WHAT NEEDS TO BE DONE => Write out each line of the material again, word for word.

SUPPLIED DATA =>
[start]
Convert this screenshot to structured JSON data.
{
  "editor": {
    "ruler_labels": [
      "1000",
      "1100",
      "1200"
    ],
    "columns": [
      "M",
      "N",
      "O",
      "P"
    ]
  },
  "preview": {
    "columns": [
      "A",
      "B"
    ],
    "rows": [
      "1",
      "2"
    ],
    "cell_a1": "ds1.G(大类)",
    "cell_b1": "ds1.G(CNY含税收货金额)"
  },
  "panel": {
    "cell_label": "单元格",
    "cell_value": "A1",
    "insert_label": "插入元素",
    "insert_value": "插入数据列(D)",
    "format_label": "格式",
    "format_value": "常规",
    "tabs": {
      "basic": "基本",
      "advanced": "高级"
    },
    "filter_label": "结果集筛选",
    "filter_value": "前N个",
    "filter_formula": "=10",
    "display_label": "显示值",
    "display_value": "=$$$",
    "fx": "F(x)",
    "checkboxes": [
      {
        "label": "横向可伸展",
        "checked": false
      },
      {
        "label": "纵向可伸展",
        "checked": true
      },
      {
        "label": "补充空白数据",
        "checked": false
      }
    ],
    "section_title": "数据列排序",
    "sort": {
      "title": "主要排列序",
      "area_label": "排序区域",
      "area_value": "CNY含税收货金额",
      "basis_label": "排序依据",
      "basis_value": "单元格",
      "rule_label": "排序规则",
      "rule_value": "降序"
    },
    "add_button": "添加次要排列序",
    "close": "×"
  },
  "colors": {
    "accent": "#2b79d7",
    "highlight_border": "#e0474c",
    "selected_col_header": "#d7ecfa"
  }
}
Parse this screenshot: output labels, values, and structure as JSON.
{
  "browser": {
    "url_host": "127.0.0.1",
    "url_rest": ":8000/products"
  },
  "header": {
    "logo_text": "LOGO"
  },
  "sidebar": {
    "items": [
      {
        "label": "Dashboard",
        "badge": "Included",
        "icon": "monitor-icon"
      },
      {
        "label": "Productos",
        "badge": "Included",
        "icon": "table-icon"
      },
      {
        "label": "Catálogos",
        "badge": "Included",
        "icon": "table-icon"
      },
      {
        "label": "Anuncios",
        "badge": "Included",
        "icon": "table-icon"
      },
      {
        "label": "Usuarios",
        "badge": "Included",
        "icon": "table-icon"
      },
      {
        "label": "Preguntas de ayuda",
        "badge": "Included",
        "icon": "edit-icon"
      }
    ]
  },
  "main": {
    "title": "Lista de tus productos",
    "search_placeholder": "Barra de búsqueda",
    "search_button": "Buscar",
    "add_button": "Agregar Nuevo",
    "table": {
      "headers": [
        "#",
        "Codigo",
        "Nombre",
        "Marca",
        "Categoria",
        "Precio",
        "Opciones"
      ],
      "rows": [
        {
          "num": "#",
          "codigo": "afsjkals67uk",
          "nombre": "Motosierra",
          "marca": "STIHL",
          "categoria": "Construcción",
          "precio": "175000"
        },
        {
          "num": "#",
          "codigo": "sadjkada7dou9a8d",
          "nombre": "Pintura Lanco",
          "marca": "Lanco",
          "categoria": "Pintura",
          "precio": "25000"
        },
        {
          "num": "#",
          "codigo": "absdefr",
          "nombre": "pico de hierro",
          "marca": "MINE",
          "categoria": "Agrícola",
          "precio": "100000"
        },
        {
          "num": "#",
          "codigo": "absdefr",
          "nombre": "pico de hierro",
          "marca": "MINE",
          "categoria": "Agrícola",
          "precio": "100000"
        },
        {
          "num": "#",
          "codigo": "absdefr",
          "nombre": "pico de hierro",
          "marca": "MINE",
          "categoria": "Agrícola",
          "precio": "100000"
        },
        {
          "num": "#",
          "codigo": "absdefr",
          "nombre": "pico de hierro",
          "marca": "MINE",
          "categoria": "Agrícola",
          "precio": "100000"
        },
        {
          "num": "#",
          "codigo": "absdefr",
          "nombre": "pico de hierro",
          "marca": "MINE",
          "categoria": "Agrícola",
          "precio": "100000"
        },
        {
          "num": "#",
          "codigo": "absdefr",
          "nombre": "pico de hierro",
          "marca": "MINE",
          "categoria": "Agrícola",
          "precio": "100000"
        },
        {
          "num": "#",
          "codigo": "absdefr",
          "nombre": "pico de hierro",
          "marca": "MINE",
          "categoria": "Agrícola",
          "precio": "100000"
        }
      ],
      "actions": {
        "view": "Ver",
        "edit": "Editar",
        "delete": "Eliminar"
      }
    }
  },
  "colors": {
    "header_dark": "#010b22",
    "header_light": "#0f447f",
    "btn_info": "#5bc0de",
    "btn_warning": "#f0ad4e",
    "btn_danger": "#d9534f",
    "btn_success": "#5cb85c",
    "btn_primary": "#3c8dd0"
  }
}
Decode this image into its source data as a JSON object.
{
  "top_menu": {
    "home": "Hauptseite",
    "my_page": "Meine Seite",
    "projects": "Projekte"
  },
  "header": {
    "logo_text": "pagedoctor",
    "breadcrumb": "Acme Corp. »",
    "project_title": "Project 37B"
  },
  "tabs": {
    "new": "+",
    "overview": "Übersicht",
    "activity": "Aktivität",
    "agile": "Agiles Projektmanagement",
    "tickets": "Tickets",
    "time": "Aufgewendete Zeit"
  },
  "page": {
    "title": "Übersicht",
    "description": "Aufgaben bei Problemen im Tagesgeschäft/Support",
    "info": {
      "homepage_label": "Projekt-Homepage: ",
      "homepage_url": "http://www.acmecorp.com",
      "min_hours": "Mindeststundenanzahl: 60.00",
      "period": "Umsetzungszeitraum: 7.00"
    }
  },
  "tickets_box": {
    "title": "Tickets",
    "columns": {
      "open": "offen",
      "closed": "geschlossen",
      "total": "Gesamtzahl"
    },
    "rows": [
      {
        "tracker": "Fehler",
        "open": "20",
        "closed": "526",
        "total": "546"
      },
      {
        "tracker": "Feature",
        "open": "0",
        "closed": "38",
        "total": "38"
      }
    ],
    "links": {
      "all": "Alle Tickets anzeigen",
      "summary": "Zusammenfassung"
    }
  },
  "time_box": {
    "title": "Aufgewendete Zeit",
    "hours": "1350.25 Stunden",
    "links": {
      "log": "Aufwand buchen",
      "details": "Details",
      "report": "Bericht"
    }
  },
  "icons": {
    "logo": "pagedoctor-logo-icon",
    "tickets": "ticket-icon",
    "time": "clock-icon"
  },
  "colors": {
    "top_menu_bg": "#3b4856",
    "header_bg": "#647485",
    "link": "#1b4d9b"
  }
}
[end]
RESPONSE TO THIS EXERCISE =>
Convert this screenshot to structured JSON data.
{
  "editor": {
    "ruler_labels": [
      "1000",
      "1100",
      "1200"
    ],
    "columns": [
      "M",
      "N",
      "O",
      "P"
    ]
  },
  "preview": {
    "columns": [
      "A",
      "B"
    ],
    "rows": [
      "1",
      "2"
    ],
    "cell_a1": "ds1.G(大类)",
    "cell_b1": "ds1.G(CNY含税收货金额)"
  },
  "panel": {
    "cell_label": "单元格",
    "cell_value": "A1",
    "insert_label": "插入元素",
    "insert_value": "插入数据列(D)",
    "format_label": "格式",
    "format_value": "常规",
    "tabs": {
      "basic": "基本",
      "advanced": "高级"
    },
    "filter_label": "结果集筛选",
    "filter_value": "前N个",
    "filter_formula": "=10",
    "display_label": "显示值",
    "display_value": "=$$$",
    "fx": "F(x)",
    "checkboxes": [
      {
        "label": "横向可伸展",
        "checked": false
      },
      {
        "label": "纵向可伸展",
        "checked": true
      },
      {
        "label": "补充空白数据",
        "checked": false
      }
    ],
    "section_title": "数据列排序",
    "sort": {
      "title": "主要排列序",
      "area_label": "排序区域",
      "area_value": "CNY含税收货金额",
      "basis_label": "排序依据",
      "basis_value": "单元格",
      "rule_label": "排序规则",
      "rule_value": "降序"
    },
    "add_button": "添加次要排列序",
    "close": "×"
  },
  "colors": {
    "accent": "#2b79d7",
    "highlight_border": "#e0474c",
    "selected_col_header": "#d7ecfa"
  }
}
Parse this screenshot: output labels, values, and structure as JSON.
{
  "browser": {
    "url_host": "127.0.0.1",
    "url_rest": ":8000/products"
  },
  "header": {
    "logo_text": "LOGO"
  },
  "sidebar": {
    "items": [
      {
        "label": "Dashboard",
        "badge": "Included",
        "icon": "monitor-icon"
      },
      {
        "label": "Productos",
        "badge": "Included",
        "icon": "table-icon"
      },
      {
        "label": "Catálogos",
        "badge": "Included",
        "icon": "table-icon"
      },
      {
        "label": "Anuncios",
        "badge": "Included",
        "icon": "table-icon"
      },
      {
        "label": "Usuarios",
        "badge": "Included",
        "icon": "table-icon"
      },
      {
        "label": "Preguntas de ayuda",
        "badge": "Included",
        "icon": "edit-icon"
      }
    ]
  },
  "main": {
    "title": "Lista de tus productos",
    "search_placeholder": "Barra de búsqueda",
    "search_button": "Buscar",
    "add_button": "Agregar Nuevo",
    "table": {
      "headers": [
        "#",
        "Codigo",
        "Nombre",
        "Marca",
        "Categoria",
        "Precio",
        "Opciones"
      ],
      "rows": [
        {
          "num": "#",
          "codigo": "afsjkals67uk",
          "nombre": "Motosierra",
          "marca": "STIHL",
          "categoria": "Construcción",
          "precio": "175000"
        },
        {
          "num": "#",
          "codigo": "sadjkada7dou9a8d",
          "nombre": "Pintura Lanco",
          "marca": "Lanco",
          "categoria": "Pintura",
          "precio": "25000"
        },
        {
          "num": "#",
          "codigo": "absdefr",
          "nombre": "pico de hierro",
          "marca": "MINE",
          "categoria": "Agrícola",
          "precio": "100000"
        },
        {
          "num": "#",
          "codigo": "absdefr",
          "nombre": "pico de hierro",
          "marca": "MINE",
          "categoria": "Agrícola",
          "precio": "100000"
        },
        {
          "num": "#",
          "codigo": "absdefr",
          "nombre": "pico de hierro",
          "marca": "MINE",
          "categoria": "Agrícola",
          "precio": "100000"
        },
        {
          "num": "#",
          "codigo": "absdefr",
          "nombre": "pico de hierro",
          "marca": "MINE",
          "categoria": "Agrícola",
          "precio": "100000"
        },
        {
          "num": "#",
          "codigo": "absdefr",
          "nombre": "pico de hierro",
          "marca": "MINE",
          "categoria": "Agrícola",
          "precio": "100000"
        },
        {
          "num": "#",
          "codigo": "absdefr",
          "nombre": "pico de hierro",
          "marca": "MINE",
          "categoria": "Agrícola",
          "precio": "100000"
        },
        {
          "num": "#",
          "codigo": "absdefr",
          "nombre": "pico de hierro",
          "marca": "MINE",
          "categoria": "Agrícola",
          "precio": "100000"
        }
      ],
      "actions": {
        "view": "Ver",
        "edit": "Editar",
        "delete": "Eliminar"
      }
    }
  },
  "colors": {
    "header_dark": "#010b22",
    "header_light": "#0f447f",
    "btn_info": "#5bc0de",
    "btn_warning": "#f0ad4e",
    "btn_danger": "#d9534f",
    "btn_success": "#5cb85c",
    "btn_primary": "#3c8dd0"
  }
}
Decode this image into its source data as a JSON object.
{
  "top_menu": {
    "home": "Hauptseite",
    "my_page": "Meine Seite",
    "projects": "Projekte"
  },
  "header": {
    "logo_text": "pagedoctor",
    "breadcrumb": "Acme Corp. »",
    "project_title": "Project 37B"
  },
  "tabs": {
    "new": "+",
    "overview": "Übersicht",
    "activity": "Aktivität",
    "agile": "Agiles Projektmanagement",
    "tickets": "Tickets",
    "time": "Aufgewendete Zeit"
  },
  "page": {
    "title": "Übersicht",
    "description": "Aufgaben bei Problemen im Tagesgeschäft/Support",
    "info": {
      "homepage_label": "Projekt-Homepage: ",
      "homepage_url": "http://www.acmecorp.com",
      "min_hours": "Mindeststundenanzahl: 60.00",
      "period": "Umsetzungszeitraum: 7.00"
    }
  },
  "tickets_box": {
    "title": "Tickets",
    "columns": {
      "open": "offen",
      "closed": "geschlossen",
      "total": "Gesamtzahl"
    },
    "rows": [
      {
        "tracker": "Fehler",
        "open": "20",
        "closed": "526",
        "total": "546"
      },
      {
        "tracker": "Feature",
        "open": "0",
        "closed": "38",
        "total": "38"
      }
    ],
    "links": {
      "all": "Alle Tickets anzeigen",
      "summary": "Zusammenfassung"
    }
  },
  "time_box": {
    "title": "Aufgewendete Zeit",
    "hours": "1350.25 Stunden",
    "links": {
      "log": "Aufwand buchen",
      "details": "Details",
      "report": "Bericht"
    }
  },
  "icons": {
    "logo": "pagedoctor-logo-icon",
    "tickets": "ticket-icon",
    "time": "clock-icon"
  },
  "colors": {
    "top_menu_bg": "#3b4856",
    "header_bg": "#647485",
    "link": "#1b4d9b"
  }
}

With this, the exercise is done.